▶ REQUIRED WORK
Copy out every line of the records below with no changes.

[Begin PROVIDED DATA]

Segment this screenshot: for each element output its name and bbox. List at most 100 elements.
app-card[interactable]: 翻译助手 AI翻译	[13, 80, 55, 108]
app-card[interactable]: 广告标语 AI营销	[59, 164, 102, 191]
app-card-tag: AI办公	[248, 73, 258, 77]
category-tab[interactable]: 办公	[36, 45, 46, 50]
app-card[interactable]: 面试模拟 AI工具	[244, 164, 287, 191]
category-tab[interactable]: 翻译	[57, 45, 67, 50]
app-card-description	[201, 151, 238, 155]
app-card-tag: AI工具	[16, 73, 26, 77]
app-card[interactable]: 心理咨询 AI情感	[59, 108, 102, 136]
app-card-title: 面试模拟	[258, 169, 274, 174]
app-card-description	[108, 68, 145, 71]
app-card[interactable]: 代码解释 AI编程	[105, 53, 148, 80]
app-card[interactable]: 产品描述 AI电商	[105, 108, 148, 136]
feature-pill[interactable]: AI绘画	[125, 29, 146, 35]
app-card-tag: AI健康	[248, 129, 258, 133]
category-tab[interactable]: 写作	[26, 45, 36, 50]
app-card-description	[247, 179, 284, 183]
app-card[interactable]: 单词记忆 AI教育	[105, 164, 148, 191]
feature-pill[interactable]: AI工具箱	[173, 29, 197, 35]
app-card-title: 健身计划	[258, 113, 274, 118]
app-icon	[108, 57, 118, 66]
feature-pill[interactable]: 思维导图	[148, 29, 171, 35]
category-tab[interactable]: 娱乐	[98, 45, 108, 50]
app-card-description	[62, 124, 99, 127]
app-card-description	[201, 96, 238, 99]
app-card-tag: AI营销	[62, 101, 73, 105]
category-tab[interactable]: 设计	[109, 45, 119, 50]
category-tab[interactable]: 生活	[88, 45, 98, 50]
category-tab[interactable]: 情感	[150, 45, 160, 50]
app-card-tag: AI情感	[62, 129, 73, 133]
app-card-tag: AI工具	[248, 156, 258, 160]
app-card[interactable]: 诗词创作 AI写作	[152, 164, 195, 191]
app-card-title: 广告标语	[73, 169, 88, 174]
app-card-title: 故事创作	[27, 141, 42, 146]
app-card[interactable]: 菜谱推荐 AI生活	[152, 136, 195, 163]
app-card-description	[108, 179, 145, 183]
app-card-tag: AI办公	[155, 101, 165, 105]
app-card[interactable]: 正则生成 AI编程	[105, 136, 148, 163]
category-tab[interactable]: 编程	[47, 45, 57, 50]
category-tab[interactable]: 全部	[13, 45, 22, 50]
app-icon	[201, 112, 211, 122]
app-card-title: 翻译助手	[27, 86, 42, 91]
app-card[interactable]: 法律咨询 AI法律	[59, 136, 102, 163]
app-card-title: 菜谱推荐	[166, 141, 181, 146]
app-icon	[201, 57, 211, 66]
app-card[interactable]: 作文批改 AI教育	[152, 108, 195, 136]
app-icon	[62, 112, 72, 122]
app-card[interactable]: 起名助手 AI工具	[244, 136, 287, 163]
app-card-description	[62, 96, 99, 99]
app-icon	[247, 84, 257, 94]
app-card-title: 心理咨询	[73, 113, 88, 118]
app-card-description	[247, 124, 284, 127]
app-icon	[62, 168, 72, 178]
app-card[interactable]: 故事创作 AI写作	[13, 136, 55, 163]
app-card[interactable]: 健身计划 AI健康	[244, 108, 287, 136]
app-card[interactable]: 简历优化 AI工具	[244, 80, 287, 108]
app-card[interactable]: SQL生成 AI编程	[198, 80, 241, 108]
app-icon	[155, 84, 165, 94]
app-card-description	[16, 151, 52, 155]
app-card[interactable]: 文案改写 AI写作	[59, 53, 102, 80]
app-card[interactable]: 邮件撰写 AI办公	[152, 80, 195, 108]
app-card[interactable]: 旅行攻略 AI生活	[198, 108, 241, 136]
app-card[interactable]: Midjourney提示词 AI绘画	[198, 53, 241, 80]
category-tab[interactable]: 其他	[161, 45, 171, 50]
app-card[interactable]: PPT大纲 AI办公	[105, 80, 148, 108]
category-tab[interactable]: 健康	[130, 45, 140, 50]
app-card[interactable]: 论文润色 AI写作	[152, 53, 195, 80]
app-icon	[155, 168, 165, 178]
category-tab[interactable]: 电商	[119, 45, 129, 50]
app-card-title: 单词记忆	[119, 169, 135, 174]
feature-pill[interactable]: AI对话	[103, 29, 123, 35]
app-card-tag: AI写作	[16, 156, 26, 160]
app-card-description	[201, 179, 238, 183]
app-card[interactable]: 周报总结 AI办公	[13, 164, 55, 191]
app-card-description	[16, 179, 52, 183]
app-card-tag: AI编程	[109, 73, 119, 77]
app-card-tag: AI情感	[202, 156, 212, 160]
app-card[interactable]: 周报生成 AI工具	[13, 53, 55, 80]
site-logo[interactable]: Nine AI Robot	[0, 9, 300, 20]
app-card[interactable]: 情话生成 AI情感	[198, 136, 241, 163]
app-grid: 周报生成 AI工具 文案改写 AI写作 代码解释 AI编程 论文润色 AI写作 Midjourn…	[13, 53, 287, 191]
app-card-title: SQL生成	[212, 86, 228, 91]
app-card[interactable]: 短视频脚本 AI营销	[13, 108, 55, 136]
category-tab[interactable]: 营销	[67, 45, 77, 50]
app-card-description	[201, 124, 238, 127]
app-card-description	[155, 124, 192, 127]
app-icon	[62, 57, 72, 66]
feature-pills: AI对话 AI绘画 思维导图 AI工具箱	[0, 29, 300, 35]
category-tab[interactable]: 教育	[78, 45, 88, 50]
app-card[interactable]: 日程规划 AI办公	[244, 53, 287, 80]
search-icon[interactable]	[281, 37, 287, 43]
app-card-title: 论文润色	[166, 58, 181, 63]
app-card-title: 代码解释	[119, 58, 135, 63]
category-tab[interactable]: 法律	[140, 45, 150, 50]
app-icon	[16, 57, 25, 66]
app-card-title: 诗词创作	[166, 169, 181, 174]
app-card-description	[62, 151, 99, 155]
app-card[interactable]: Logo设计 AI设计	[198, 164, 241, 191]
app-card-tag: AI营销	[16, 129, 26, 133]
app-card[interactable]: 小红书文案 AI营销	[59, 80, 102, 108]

[End PROVIDED DATA]

▶ REPLY
Segment this screenshot: for each element output its name and bbox. List at most 100 elements.
app-card[interactable]: 翻译助手 AI翻译	[13, 80, 55, 108]
app-card[interactable]: 广告标语 AI营销	[59, 164, 102, 191]
app-card-tag: AI办公	[248, 73, 258, 77]
category-tab[interactable]: 办公	[36, 45, 46, 50]
app-card[interactable]: 面试模拟 AI工具	[244, 164, 287, 191]
category-tab[interactable]: 翻译	[57, 45, 67, 50]
app-card-description	[201, 151, 238, 155]
app-card-tag: AI工具	[16, 73, 26, 77]
app-card[interactable]: 心理咨询 AI情感	[59, 108, 102, 136]
app-card-title: 面试模拟	[258, 169, 274, 174]
app-card-description	[108, 68, 145, 71]
app-card[interactable]: 代码解释 AI编程	[105, 53, 148, 80]
app-card[interactable]: 产品描述 AI电商	[105, 108, 148, 136]
feature-pill[interactable]: AI绘画	[125, 29, 146, 35]
app-card-tag: AI健康	[248, 129, 258, 133]
category-tab[interactable]: 写作	[26, 45, 36, 50]
app-card-description	[247, 179, 284, 183]
app-card[interactable]: 单词记忆 AI教育	[105, 164, 148, 191]
feature-pill[interactable]: AI工具箱	[173, 29, 197, 35]
app-card-title: 健身计划	[258, 113, 274, 118]
app-icon	[108, 57, 118, 66]
feature-pill[interactable]: 思维导图	[148, 29, 171, 35]
category-tab[interactable]: 娱乐	[98, 45, 108, 50]
app-card-description	[62, 124, 99, 127]
app-card-description	[201, 96, 238, 99]
app-card-tag: AI营销	[62, 101, 73, 105]
category-tab[interactable]: 设计	[109, 45, 119, 50]
category-tab[interactable]: 生活	[88, 45, 98, 50]
category-tab[interactable]: 情感	[150, 45, 160, 50]
app-card-tag: AI情感	[62, 129, 73, 133]
app-card-tag: AI工具	[248, 156, 258, 160]
app-card[interactable]: 诗词创作 AI写作	[152, 164, 195, 191]
app-card-title: 广告标语	[73, 169, 88, 174]
app-card-title: 故事创作	[27, 141, 42, 146]
app-card[interactable]: 菜谱推荐 AI生活	[152, 136, 195, 163]
app-card-description	[108, 179, 145, 183]
app-card-tag: AI办公	[155, 101, 165, 105]
app-card[interactable]: 正则生成 AI编程	[105, 136, 148, 163]
category-tab[interactable]: 编程	[47, 45, 57, 50]
category-tab[interactable]: 全部	[13, 45, 22, 50]
app-icon	[201, 112, 211, 122]
app-card-title: 翻译助手	[27, 86, 42, 91]
app-card[interactable]: 法律咨询 AI法律	[59, 136, 102, 163]
app-card-title: 菜谱推荐	[166, 141, 181, 146]
app-icon	[201, 57, 211, 66]
app-card[interactable]: 作文批改 AI教育	[152, 108, 195, 136]
app-icon	[62, 112, 72, 122]
app-card[interactable]: 起名助手 AI工具	[244, 136, 287, 163]
app-card-description	[62, 96, 99, 99]
app-icon	[247, 84, 257, 94]
app-card-title: 心理咨询	[73, 113, 88, 118]
app-card-description	[247, 124, 284, 127]
app-icon	[62, 168, 72, 178]
app-card[interactable]: 故事创作 AI写作	[13, 136, 55, 163]
app-card[interactable]: 健身计划 AI健康	[244, 108, 287, 136]
app-card[interactable]: 简历优化 AI工具	[244, 80, 287, 108]
app-card[interactable]: SQL生成 AI编程	[198, 80, 241, 108]
app-icon	[155, 84, 165, 94]
app-card-description	[16, 151, 52, 155]
app-card[interactable]: 文案改写 AI写作	[59, 53, 102, 80]
app-card[interactable]: 邮件撰写 AI办公	[152, 80, 195, 108]
app-card[interactable]: 旅行攻略 AI生活	[198, 108, 241, 136]
app-card[interactable]: Midjourney提示词 AI绘画	[198, 53, 241, 80]
category-tab[interactable]: 其他	[161, 45, 171, 50]
app-card[interactable]: PPT大纲 AI办公	[105, 80, 148, 108]
category-tab[interactable]: 健康	[130, 45, 140, 50]
app-card[interactable]: 论文润色 AI写作	[152, 53, 195, 80]
app-icon	[155, 168, 165, 178]
category-tab[interactable]: 电商	[119, 45, 129, 50]
app-card-title: 单词记忆	[119, 169, 135, 174]
feature-pill[interactable]: AI对话	[103, 29, 123, 35]
app-card-tag: AI写作	[16, 156, 26, 160]
app-card-description	[201, 179, 238, 183]
app-card[interactable]: 周报总结 AI办公	[13, 164, 55, 191]
app-card-description	[16, 179, 52, 183]
app-card-tag: AI编程	[109, 73, 119, 77]
app-card-tag: AI情感	[202, 156, 212, 160]
app-card[interactable]: 周报生成 AI工具	[13, 53, 55, 80]
site-logo[interactable]: Nine AI Robot	[0, 9, 300, 20]
app-card[interactable]: 情话生成 AI情感	[198, 136, 241, 163]
app-grid: 周报生成 AI工具 文案改写 AI写作 代码解释 AI编程 论文润色 AI写作 Midjourn…	[13, 53, 287, 191]
app-card-title: SQL生成	[212, 86, 228, 91]
app-card[interactable]: 短视频脚本 AI营销	[13, 108, 55, 136]
category-tab[interactable]: 营销	[67, 45, 77, 50]
app-card-description	[201, 124, 238, 127]
app-card-description	[155, 124, 192, 127]
app-icon	[62, 57, 72, 66]
feature-pills: AI对话 AI绘画 思维导图 AI工具箱	[0, 29, 300, 35]
category-tab[interactable]: 教育	[78, 45, 88, 50]
app-card[interactable]: 日程规划 AI办公	[244, 53, 287, 80]
search-icon[interactable]	[281, 37, 287, 43]
app-card-title: 论文润色	[166, 58, 181, 63]
app-card-title: 代码解释	[119, 58, 135, 63]
category-tab[interactable]: 法律	[140, 45, 150, 50]
app-icon	[16, 57, 25, 66]
app-card-title: 诗词创作	[166, 169, 181, 174]
app-card-description	[62, 151, 99, 155]
app-card[interactable]: Logo设计 AI设计	[198, 164, 241, 191]
app-card-tag: AI营销	[16, 129, 26, 133]
app-card[interactable]: 小红书文案 AI营销	[59, 80, 102, 108]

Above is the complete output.